Reproduce every record below exactly as it appears.
* * * * *
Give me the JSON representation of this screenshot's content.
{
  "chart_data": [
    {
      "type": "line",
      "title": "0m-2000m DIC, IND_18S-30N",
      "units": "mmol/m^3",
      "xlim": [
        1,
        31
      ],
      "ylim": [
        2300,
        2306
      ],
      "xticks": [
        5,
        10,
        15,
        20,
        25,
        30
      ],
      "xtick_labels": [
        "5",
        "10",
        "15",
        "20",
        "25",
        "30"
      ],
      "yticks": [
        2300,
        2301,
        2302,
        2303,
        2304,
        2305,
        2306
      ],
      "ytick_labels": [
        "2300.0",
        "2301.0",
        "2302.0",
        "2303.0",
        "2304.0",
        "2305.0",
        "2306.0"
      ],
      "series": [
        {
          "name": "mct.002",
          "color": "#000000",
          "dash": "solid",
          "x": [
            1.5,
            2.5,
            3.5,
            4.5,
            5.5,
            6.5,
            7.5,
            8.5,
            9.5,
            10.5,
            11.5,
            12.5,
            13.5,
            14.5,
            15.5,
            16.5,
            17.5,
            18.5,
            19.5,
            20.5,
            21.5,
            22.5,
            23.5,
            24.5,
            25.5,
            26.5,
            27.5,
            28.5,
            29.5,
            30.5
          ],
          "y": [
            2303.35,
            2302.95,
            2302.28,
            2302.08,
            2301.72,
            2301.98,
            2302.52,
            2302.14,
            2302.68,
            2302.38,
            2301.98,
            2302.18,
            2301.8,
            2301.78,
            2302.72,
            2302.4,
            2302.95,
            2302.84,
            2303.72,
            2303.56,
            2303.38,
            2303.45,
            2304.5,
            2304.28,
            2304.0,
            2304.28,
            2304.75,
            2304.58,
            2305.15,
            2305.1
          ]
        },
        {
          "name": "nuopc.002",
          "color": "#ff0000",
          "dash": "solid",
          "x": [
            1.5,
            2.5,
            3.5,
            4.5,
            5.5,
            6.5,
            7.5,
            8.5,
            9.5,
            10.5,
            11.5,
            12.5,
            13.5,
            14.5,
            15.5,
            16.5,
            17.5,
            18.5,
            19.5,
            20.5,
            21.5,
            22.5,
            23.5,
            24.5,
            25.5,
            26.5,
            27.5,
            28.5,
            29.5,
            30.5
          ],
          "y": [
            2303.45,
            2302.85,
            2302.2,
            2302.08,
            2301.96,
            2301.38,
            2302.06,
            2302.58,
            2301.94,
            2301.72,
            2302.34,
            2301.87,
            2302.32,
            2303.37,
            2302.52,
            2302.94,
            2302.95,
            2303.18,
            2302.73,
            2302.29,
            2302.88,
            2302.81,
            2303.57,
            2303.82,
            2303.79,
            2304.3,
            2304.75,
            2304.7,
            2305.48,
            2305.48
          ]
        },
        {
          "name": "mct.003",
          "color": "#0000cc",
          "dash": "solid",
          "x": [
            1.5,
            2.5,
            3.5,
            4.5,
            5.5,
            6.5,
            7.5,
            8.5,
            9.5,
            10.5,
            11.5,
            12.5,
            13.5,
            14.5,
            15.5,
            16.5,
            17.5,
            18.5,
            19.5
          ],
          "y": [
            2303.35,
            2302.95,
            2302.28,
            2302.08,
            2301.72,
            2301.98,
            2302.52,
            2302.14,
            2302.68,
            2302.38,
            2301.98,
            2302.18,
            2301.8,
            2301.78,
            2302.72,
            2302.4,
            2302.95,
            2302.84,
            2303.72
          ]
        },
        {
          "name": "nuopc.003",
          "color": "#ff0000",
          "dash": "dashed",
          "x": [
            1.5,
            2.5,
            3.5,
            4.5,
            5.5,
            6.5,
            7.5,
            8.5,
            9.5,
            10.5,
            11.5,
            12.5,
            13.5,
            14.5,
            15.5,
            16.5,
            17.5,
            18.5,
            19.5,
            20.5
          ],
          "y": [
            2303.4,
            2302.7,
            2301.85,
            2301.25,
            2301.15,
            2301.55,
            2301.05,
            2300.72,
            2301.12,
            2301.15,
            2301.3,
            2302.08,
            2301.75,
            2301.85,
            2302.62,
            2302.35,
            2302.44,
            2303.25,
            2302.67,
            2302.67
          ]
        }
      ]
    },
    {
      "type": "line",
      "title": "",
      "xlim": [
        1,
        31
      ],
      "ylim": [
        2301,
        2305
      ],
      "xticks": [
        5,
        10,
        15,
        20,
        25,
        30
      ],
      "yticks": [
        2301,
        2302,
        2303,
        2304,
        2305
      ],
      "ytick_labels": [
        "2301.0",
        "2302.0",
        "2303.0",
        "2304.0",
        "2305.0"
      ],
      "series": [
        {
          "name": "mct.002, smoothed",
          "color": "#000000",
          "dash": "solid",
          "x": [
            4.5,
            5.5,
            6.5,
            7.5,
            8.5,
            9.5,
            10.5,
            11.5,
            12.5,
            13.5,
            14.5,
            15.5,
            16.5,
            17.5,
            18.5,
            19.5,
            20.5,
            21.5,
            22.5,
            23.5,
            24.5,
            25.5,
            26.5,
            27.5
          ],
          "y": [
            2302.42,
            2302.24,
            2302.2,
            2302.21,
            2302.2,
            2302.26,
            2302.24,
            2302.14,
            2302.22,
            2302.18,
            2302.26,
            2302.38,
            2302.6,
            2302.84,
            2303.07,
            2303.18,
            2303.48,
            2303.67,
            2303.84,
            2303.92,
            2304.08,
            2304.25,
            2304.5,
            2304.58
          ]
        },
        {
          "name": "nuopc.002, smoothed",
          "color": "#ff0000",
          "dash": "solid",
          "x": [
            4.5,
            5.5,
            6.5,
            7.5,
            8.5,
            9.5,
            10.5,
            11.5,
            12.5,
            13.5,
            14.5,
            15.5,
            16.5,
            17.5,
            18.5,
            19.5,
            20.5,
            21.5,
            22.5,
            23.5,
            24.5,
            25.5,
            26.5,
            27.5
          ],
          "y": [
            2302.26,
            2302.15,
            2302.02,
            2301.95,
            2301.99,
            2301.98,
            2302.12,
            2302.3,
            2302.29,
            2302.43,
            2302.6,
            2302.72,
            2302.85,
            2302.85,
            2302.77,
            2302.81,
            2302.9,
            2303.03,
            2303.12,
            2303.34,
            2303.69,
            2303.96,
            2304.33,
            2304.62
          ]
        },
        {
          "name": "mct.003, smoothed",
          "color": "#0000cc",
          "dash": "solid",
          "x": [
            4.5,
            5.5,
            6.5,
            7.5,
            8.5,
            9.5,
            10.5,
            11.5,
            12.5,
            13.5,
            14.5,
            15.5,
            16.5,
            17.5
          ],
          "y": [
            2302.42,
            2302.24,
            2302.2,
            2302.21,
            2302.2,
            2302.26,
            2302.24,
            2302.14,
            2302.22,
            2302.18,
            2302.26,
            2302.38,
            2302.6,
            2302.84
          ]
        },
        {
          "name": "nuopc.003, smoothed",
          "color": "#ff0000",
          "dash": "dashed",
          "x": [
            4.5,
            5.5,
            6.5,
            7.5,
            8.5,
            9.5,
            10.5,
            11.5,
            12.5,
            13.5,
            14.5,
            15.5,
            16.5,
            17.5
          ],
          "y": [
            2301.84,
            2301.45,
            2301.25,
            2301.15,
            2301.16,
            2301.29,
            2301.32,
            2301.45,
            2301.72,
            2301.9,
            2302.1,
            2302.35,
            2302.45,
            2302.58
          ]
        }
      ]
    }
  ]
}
* * * * *
Result of the exercise:
Give me the JSON representation of this screenshot's content.
{
  "chart_data": [
    {
      "type": "line",
      "title": "0m-2000m DIC, IND_18S-30N",
      "units": "mmol/m^3",
      "xlim": [
        1,
        31
      ],
      "ylim": [
        2300,
        2306
      ],
      "xticks": [
        5,
        10,
        15,
        20,
        25,
        30
      ],
      "xtick_labels": [
        "5",
        "10",
        "15",
        "20",
        "25",
        "30"
      ],
      "yticks": [
        2300,
        2301,
        2302,
        2303,
        2304,
        2305,
        2306
      ],
      "ytick_labels": [
        "2300.0",
        "2301.0",
        "2302.0",
        "2303.0",
        "2304.0",
        "2305.0",
        "2306.0"
      ],
      "series": [
        {
          "name": "mct.002",
          "color": "#000000",
          "dash": "solid",
          "x": [
            1.5,
            2.5,
            3.5,
            4.5,
            5.5,
            6.5,
            7.5,
            8.5,
            9.5,
            10.5,
            11.5,
            12.5,
            13.5,
            14.5,
            15.5,
            16.5,
            17.5,
            18.5,
            19.5,
            20.5,
            21.5,
            22.5,
            23.5,
            24.5,
            25.5,
            26.5,
            27.5,
            28.5,
            29.5,
            30.5
          ],
          "y": [
            2303.35,
            2302.95,
            2302.28,
            2302.08,
            2301.72,
            2301.98,
            2302.52,
            2302.14,
            2302.68,
            2302.38,
            2301.98,
            2302.18,
            2301.8,
            2301.78,
            2302.72,
            2302.4,
            2302.95,
            2302.84,
            2303.72,
            2303.56,
            2303.38,
            2303.45,
            2304.5,
            2304.28,
            2304.0,
            2304.28,
            2304.75,
            2304.58,
            2305.15,
            2305.1
          ]
        },
        {
          "name": "nuopc.002",
          "color": "#ff0000",
          "dash": "solid",
          "x": [
            1.5,
            2.5,
            3.5,
            4.5,
            5.5,
            6.5,
            7.5,
            8.5,
            9.5,
            10.5,
            11.5,
            12.5,
            13.5,
            14.5,
            15.5,
            16.5,
            17.5,
            18.5,
            19.5,
            20.5,
            21.5,
            22.5,
            23.5,
            24.5,
            25.5,
            26.5,
            27.5,
            28.5,
            29.5,
            30.5
          ],
          "y": [
            2303.45,
            2302.85,
            2302.2,
            2302.08,
            2301.96,
            2301.38,
            2302.06,
            2302.58,
            2301.94,
            2301.72,
            2302.34,
            2301.87,
            2302.32,
            2303.37,
            2302.52,
            2302.94,
            2302.95,
            2303.18,
            2302.73,
            2302.29,
            2302.88,
            2302.81,
            2303.57,
            2303.82,
            2303.79,
            2304.3,
            2304.75,
            2304.7,
            2305.48,
            2305.48
          ]
        },
        {
          "name": "mct.003",
          "color": "#0000cc",
          "dash": "solid",
          "x": [
            1.5,
            2.5,
            3.5,
            4.5,
            5.5,
            6.5,
            7.5,
            8.5,
            9.5,
            10.5,
            11.5,
            12.5,
            13.5,
            14.5,
            15.5,
            16.5,
            17.5,
            18.5,
            19.5
          ],
          "y": [
            2303.35,
            2302.95,
            2302.28,
            2302.08,
            2301.72,
            2301.98,
            2302.52,
            2302.14,
            2302.68,
            2302.38,
            2301.98,
            2302.18,
            2301.8,
            2301.78,
            2302.72,
            2302.4,
            2302.95,
            2302.84,
            2303.72
          ]
        },
        {
          "name": "nuopc.003",
          "color": "#ff0000",
          "dash": "dashed",
          "x": [
            1.5,
            2.5,
            3.5,
            4.5,
            5.5,
            6.5,
            7.5,
            8.5,
            9.5,
            10.5,
            11.5,
            12.5,
            13.5,
            14.5,
            15.5,
            16.5,
            17.5,
            18.5,
            19.5,
            20.5
          ],
          "y": [
            2303.4,
            2302.7,
            2301.85,
            2301.25,
            2301.15,
            2301.55,
            2301.05,
            2300.72,
            2301.12,
            2301.15,
            2301.3,
            2302.08,
            2301.75,
            2301.85,
            2302.62,
            2302.35,
            2302.44,
            2303.25,
            2302.67,
            2302.67
          ]
        }
      ]
    },
    {
      "type": "line",
      "title": "",
      "xlim": [
        1,
        31
      ],
      "ylim": [
        2301,
        2305
      ],
      "xticks": [
        5,
        10,
        15,
        20,
        25,
        30
      ],
      "yticks": [
        2301,
        2302,
        2303,
        2304,
        2305
      ],
      "ytick_labels": [
        "2301.0",
        "2302.0",
        "2303.0",
        "2304.0",
        "2305.0"
      ],
      "series": [
        {
          "name": "mct.002, smoothed",
          "color": "#000000",
          "dash": "solid",
          "x": [
            4.5,
            5.5,
            6.5,
            7.5,
            8.5,
            9.5,
            10.5,
            11.5,
            12.5,
            13.5,
            14.5,
            15.5,
            16.5,
            17.5,
            18.5,
            19.5,
            20.5,
            21.5,
            22.5,
            23.5,
            24.5,
            25.5,
            26.5,
            27.5
          ],
          "y": [
            2302.42,
            2302.24,
            2302.2,
            2302.21,
            2302.2,
            2302.26,
            2302.24,
            2302.14,
            2302.22,
            2302.18,
            2302.26,
            2302.38,
            2302.6,
            2302.84,
            2303.07,
            2303.18,
            2303.48,
            2303.67,
            2303.84,
            2303.92,
            2304.08,
            2304.25,
            2304.5,
            2304.58
          ]
        },
        {
          "name": "nuopc.002, smoothed",
          "color": "#ff0000",
          "dash": "solid",
          "x": [
            4.5,
            5.5,
            6.5,
            7.5,
            8.5,
            9.5,
            10.5,
            11.5,
            12.5,
            13.5,
            14.5,
            15.5,
            16.5,
            17.5,
            18.5,
            19.5,
            20.5,
            21.5,
            22.5,
            23.5,
            24.5,
            25.5,
            26.5,
            27.5
          ],
          "y": [
            2302.26,
            2302.15,
            2302.02,
            2301.95,
            2301.99,
            2301.98,
            2302.12,
            2302.3,
            2302.29,
            2302.43,
            2302.6,
            2302.72,
            2302.85,
            2302.85,
            2302.77,
            2302.81,
            2302.9,
            2303.03,
            2303.12,
            2303.34,
            2303.69,
            2303.96,
            2304.33,
            2304.62
          ]
        },
        {
          "name": "mct.003, smoothed",
          "color": "#0000cc",
          "dash": "solid",
          "x": [
            4.5,
            5.5,
            6.5,
            7.5,
            8.5,
            9.5,
            10.5,
            11.5,
            12.5,
            13.5,
            14.5,
            15.5,
            16.5,
            17.5
          ],
          "y": [
            2302.42,
            2302.24,
            2302.2,
            2302.21,
            2302.2,
            2302.26,
            2302.24,
            2302.14,
            2302.22,
            2302.18,
            2302.26,
            2302.38,
            2302.6,
            2302.84
          ]
        },
        {
          "name": "nuopc.003, smoothed",
          "color": "#ff0000",
          "dash": "dashed",
          "x": [
            4.5,
            5.5,
            6.5,
            7.5,
            8.5,
            9.5,
            10.5,
            11.5,
            12.5,
            13.5,
            14.5,
            15.5,
            16.5,
            17.5
          ],
          "y": [
            2301.84,
            2301.45,
            2301.25,
            2301.15,
            2301.16,
            2301.29,
            2301.32,
            2301.45,
            2301.72,
            2301.9,
            2302.1,
            2302.35,
            2302.45,
            2302.58
          ]
        }
      ]
    }
  ]
}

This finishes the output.